[Excerpt provided start]

David Grisman Quintet, 12/8/00, Warfield Theater, S.F.

I went to the Warfield to see the David Grisman Quintet last night. There were many competing interests, like Dance Jam and the film being shown, the Living Daylights in Santa Cruz with friends; I chose the right place to be. Ahh! I guess I had forgotten what brilliant musicians they are. Everyone became multi-instrumentalist, except for Enrique and Dawg. Matt Eakle played both bass and "traditional" flutes, as well as fiddle during the opening "spoof." Dawg stayed in the mandolin family, but switched to mandola during his duet with Jim Kerwin. He had another bassist for the opening and first sets, Sam Bevins, who is simply astounding. He went from bass to keys later in the show, and smoked on both. Joe Craven played, well, as Dawg said, he can "play anything he can put his hands - or any other body part - on," which ranged from mandolin and fiddle to about twenty different percussion toys, talking drum complete with Santa hat fit over one end, his mouth, and at one point, his skull.

The opening set was a bluegrass comedy act by "Blue Blades of Grass," the DGQ outfitted as country bumpkins playing bluegrass. It mainly amounted to a spoof on Old and in the Way, with lots of those familiar numbers, with tunes like Fannie Hill and How Mountain Girls Can Love thrown in for good measure.

[Excerpt provided end]
[Material provided start]

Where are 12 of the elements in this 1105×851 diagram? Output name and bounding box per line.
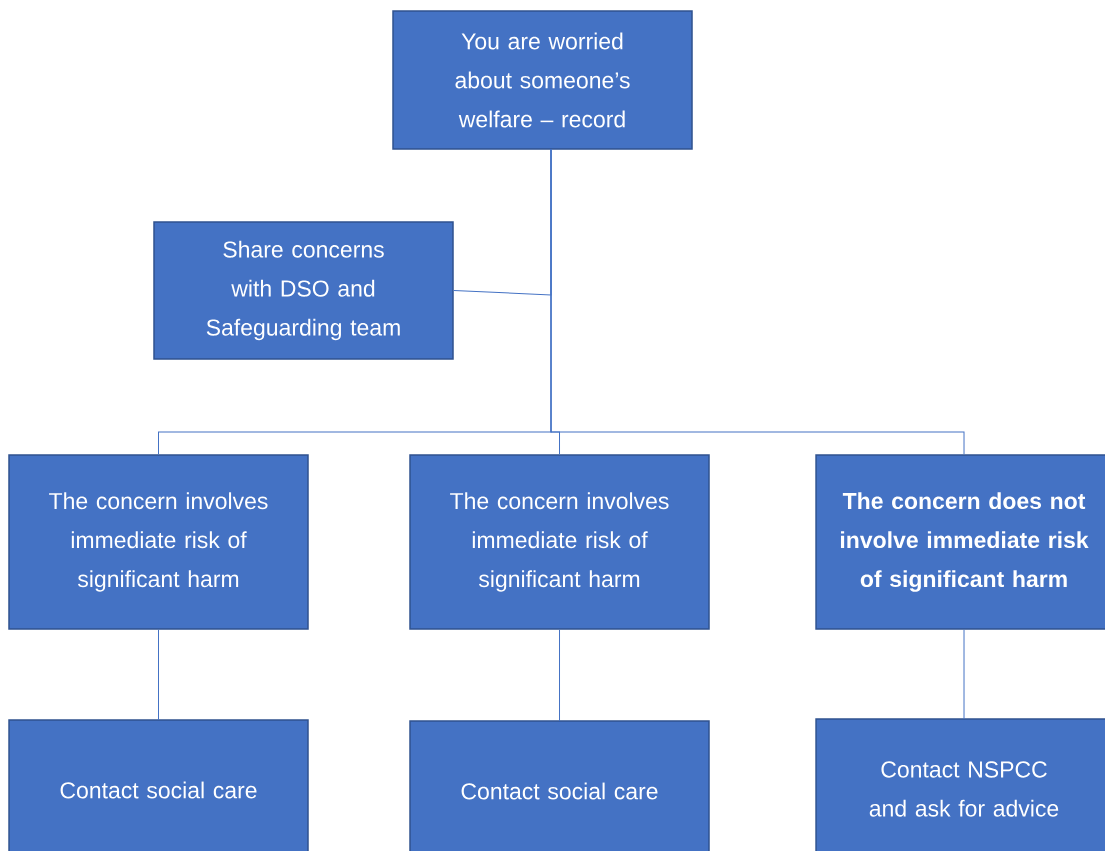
- connector-line: [550, 148, 965, 455]
- process-box: Contact social care: [8, 719, 309, 851]
- process-box: Share concerns with DSO and Safeguarding team: [153, 221, 454, 360]
- process-box: Contact social care: [409, 720, 710, 851]
- process-box: The concern does not involve immediate risk of significant harm: [815, 454, 1105, 630]
- process-box: The concern involves immediate risk of significant harm: [8, 454, 309, 630]
- process-box: The concern involves immediate risk of significant harm: [409, 454, 710, 630]
- process-box: Contact NSPCC and ask for advice: [815, 718, 1105, 851]
- process-box: You are worried about someone’s welfare – record: [392, 10, 693, 150]
- connector-line: [158, 629, 159, 721]
- connector-line: [559, 629, 560, 722]
- connector-line: [963, 629, 965, 720]
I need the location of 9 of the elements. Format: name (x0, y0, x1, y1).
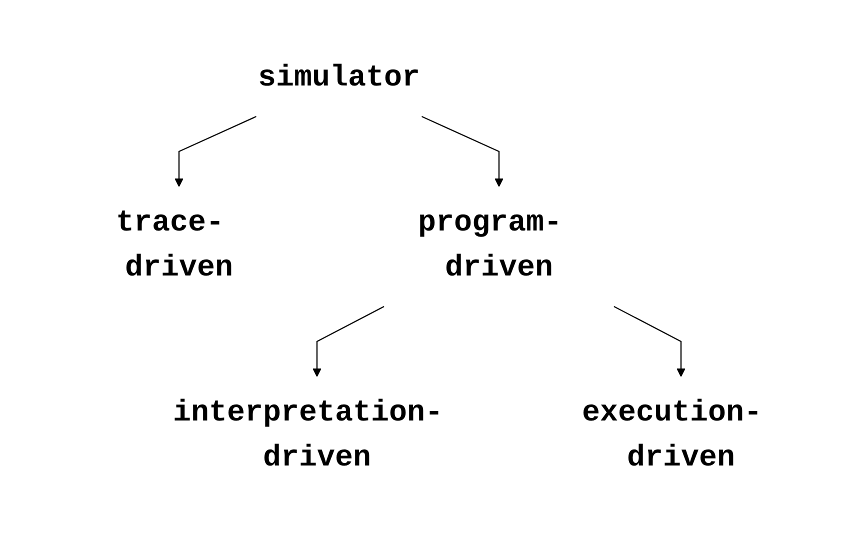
arrow (312, 306, 384, 377)
arrow (174, 116, 256, 187)
node-text: simulator (258, 62, 420, 96)
node-text: trace- driven (116, 206, 234, 286)
node-text: execution- driven (582, 396, 762, 476)
arrow (614, 306, 686, 377)
node-text: program- driven (418, 206, 562, 286)
node-text: interpretation- driven (172, 396, 444, 476)
arrow (422, 116, 504, 187)
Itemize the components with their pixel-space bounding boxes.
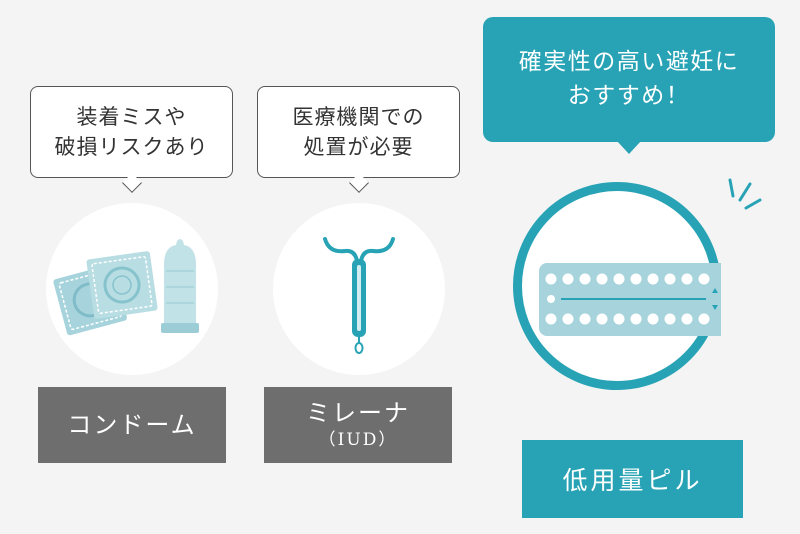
pill-label-text: 低用量ピル [562,466,703,495]
pill-label: 低用量ピル [522,440,743,518]
pill-pack-icon [539,263,721,336]
pill-recommend-bubble: 確実性の高い避妊に おすすめ！ [483,17,775,154]
pill-bubble-line-2: おすすめ！ [567,82,691,109]
iud-label-text: ミレーナ [306,399,410,428]
condom-bubble-line-2: 破損リスクあり [54,135,209,159]
iud-icon [323,237,395,354]
iud-bubble-line-2: 処置が必要 [303,135,414,159]
condom-label-text: コンドーム [67,410,197,439]
emphasis-marks-icon [728,178,762,210]
condom-label: コンドーム [38,387,226,463]
condom-icon [53,239,199,336]
iud-procedure-bubble: 医療機関での 処置が必要 [257,86,460,193]
iud-label: ミレーナ （IUD） [264,387,452,463]
condom-bubble-line-1: 装着ミスや [76,104,187,129]
iud-bubble-line-1: 医療機関での [292,104,425,129]
condom-risk-bubble: 装着ミスや 破損リスクあり [30,86,233,193]
bubble-tail [617,141,641,154]
bubble-tail [348,173,369,193]
pill-bubble-line-1: 確実性の高い避妊に [518,49,740,76]
bubble-tail [121,173,142,193]
iud-label-subtext: （IUD） [318,430,398,451]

[Material provided end]

Complete the following>
**1)** Set down the passage of the concert review between "The opening set" and "for good measure.", inclusive.
**2)** According to the concert review, which instrument did Dawg switch to for his duet with Jim Kerwin?
**3)** Continue the concert review from the point where it stops.
The entries were drawn from a separate source.

Responses in order>
**1)**
The opening set was a bluegrass comedy act by "Blue Blades of Grass," the DGQ outfitted as country bumpkins playing bluegrass. It mainly amounted to a spoof on Old and in the Way, with lots of those familiar numbers, with tunes like Fannie Hill and How Mountain Girls Can Love thrown in for good measure.

**2)** Mandola

**3)**
The show ran at a pretty slow pace, with lots of mellow jazzy pieces, with a few more upbeat pieces from Dawg-a-Nova and Hot Dawg. Downstairs heads were bopping, but upstairs was a largely sit-down crowd. Except of course for a few groovy kids who took to the top of the balcony, and Ruth or Rita or whatever her name is, an old school hippie who apparently has been coming to shows there since the Dead graced the stage, who took to twirling and swaying down the aisles letting her long smooth red hair fly every which way. No San Francisco musical event is complete without the bona fide hippie generation.

There were three highlights of the show. The first was the appearance of local violinist/fiddler Darol Anger during the first set. He could well be the sixth member of the ensemble, he's just so good. The second was a session of duets in the second set, where Dawg went one-on-one with each member of the band while the others took quiet exit in the wings. It's the kind of thing I don't know how to describe, I just wish I had the recording to play for you. Precious. Everyone had a chance to shine.

I can only hope to ever be a fraction of the bass player that Jim Kerwin is. I'm guessing he was classically trained from the precision he imparts with the bow. Matt Eakle, who seems obvious to me to be family, sent us into an alternate dimension with his bass flute - like floating across an isolated lagoon in a gondola, on a slightly foggy night by full moon. I think it was during their duet that it hit me what an incredible mandolinist Dawg is, with his ability to come into and out of the music by playing certain chords and notes, accenting certain passages with a single note yet still playing along even though the wires are silent. The texture of his music is very complex.

His duet with Enrique Corria was delightful - an Argentine Trio. The trio would also comprise Rudy Cippola, who passed away earlier in the year at age 99. Again, the duet revealed Dawg's mando mastery, and Enrique filled the historic theater with a unique South American melody. His fingerwork was in itself beautiful, and his versatility with that ensemble is beyond belief.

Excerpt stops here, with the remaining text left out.